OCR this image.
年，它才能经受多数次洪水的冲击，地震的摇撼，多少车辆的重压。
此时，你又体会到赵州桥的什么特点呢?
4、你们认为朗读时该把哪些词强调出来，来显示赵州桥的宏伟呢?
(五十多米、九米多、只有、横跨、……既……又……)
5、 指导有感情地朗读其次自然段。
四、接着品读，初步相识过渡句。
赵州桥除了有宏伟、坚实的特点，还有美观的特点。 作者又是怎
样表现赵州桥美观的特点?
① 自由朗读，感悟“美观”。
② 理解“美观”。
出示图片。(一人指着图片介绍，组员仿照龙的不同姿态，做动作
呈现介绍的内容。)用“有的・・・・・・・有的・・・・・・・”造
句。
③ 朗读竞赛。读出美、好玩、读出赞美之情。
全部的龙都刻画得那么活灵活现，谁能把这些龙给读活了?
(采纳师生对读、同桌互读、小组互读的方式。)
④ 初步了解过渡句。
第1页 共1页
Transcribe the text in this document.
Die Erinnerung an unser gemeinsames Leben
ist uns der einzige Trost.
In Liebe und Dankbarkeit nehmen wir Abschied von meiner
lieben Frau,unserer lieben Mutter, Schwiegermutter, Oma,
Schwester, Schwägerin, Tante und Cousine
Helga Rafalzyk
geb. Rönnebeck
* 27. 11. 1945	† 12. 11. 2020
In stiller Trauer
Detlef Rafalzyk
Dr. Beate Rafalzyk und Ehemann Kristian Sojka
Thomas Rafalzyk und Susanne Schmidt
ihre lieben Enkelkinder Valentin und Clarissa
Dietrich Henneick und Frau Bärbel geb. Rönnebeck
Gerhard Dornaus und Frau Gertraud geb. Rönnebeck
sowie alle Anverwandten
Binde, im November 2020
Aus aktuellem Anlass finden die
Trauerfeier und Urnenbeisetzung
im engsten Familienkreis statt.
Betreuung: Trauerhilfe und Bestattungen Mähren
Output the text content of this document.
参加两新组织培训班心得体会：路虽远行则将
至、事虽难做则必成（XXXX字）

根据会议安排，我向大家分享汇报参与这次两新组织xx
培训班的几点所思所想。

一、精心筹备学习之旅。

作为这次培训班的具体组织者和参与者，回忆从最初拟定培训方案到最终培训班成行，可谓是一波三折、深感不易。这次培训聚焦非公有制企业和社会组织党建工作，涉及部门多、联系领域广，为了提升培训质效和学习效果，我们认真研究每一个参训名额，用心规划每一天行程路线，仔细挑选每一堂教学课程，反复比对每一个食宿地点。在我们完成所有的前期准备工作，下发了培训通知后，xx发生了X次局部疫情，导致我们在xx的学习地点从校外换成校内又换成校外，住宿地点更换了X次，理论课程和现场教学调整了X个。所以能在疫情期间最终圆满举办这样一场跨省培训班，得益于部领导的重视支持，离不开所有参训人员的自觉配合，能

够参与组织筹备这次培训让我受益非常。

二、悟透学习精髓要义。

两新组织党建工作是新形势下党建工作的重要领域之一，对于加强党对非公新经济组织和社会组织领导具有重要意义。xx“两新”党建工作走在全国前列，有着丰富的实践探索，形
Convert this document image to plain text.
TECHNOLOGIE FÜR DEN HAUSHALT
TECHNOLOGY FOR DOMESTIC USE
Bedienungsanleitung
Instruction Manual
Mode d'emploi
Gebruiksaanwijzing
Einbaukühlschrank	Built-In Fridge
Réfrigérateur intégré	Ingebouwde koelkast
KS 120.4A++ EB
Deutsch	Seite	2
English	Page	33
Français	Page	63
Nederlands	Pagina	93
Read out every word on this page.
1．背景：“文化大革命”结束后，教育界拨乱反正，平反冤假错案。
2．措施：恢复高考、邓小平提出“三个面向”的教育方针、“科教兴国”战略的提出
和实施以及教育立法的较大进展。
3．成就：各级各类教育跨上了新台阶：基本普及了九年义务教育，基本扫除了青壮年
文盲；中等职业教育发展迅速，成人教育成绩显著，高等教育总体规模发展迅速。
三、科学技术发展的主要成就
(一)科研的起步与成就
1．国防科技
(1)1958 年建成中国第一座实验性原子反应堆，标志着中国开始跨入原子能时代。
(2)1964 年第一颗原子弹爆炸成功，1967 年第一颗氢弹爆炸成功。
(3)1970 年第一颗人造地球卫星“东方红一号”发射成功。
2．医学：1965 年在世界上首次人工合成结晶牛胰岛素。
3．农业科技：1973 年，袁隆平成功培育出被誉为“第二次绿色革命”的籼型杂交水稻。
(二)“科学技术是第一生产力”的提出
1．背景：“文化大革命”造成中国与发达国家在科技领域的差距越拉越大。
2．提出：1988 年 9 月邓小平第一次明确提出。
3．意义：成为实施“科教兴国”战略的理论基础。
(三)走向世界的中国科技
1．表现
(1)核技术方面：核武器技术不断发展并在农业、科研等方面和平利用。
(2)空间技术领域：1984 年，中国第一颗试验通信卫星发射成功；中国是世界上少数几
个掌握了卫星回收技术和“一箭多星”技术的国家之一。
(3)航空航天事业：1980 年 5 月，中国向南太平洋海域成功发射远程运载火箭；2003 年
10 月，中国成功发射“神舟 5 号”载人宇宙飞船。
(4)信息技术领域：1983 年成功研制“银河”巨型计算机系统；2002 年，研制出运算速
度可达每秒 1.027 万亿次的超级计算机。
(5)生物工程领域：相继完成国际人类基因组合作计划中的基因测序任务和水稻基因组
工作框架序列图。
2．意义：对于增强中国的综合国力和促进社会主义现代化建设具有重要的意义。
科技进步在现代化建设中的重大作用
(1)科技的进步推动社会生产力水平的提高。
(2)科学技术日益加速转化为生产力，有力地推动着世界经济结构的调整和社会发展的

☆ ☆ ☆ ☆

Written exercise:
Give exactly the lines from the one with "Read out every word on this page." to the end of the entries, nothing before them.

Completed exercise:
Read out every word on this page.
1．背景：“文化大革命”结束后，教育界拨乱反正，平反冤假错案。
2．措施：恢复高考、邓小平提出“三个面向”的教育方针、“科教兴国”战略的提出
和实施以及教育立法的较大进展。
3．成就：各级各类教育跨上了新台阶：基本普及了九年义务教育，基本扫除了青壮年
文盲；中等职业教育发展迅速，成人教育成绩显著，高等教育总体规模发展迅速。
三、科学技术发展的主要成就
(一)科研的起步与成就
1．国防科技
(1)1958 年建成中国第一座实验性原子反应堆，标志着中国开始跨入原子能时代。
(2)1964 年第一颗原子弹爆炸成功，1967 年第一颗氢弹爆炸成功。
(3)1970 年第一颗人造地球卫星“东方红一号”发射成功。
2．医学：1965 年在世界上首次人工合成结晶牛胰岛素。
3．农业科技：1973 年，袁隆平成功培育出被誉为“第二次绿色革命”的籼型杂交水稻。
(二)“科学技术是第一生产力”的提出
1．背景：“文化大革命”造成中国与发达国家在科技领域的差距越拉越大。
2．提出：1988 年 9 月邓小平第一次明确提出。
3．意义：成为实施“科教兴国”战略的理论基础。
(三)走向世界的中国科技
1．表现
(1)核技术方面：核武器技术不断发展并在农业、科研等方面和平利用。
(2)空间技术领域：1984 年，中国第一颗试验通信卫星发射成功；中国是世界上少数几
个掌握了卫星回收技术和“一箭多星”技术的国家之一。
(3)航空航天事业：1980 年 5 月，中国向南太平洋海域成功发射远程运载火箭；2003 年
10 月，中国成功发射“神舟 5 号”载人宇宙飞船。
(4)信息技术领域：1983 年成功研制“银河”巨型计算机系统；2002 年，研制出运算速
度可达每秒 1.027 万亿次的超级计算机。
(5)生物工程领域：相继完成国际人类基因组合作计划中的基因测序任务和水稻基因组
工作框架序列图。
2．意义：对于增强中国的综合国力和促进社会主义现代化建设具有重要的意义。
科技进步在现代化建设中的重大作用
(1)科技的进步推动社会生产力水平的提高。
(2)科学技术日益加速转化为生产力，有力地推动着世界经济结构的调整和社会发展的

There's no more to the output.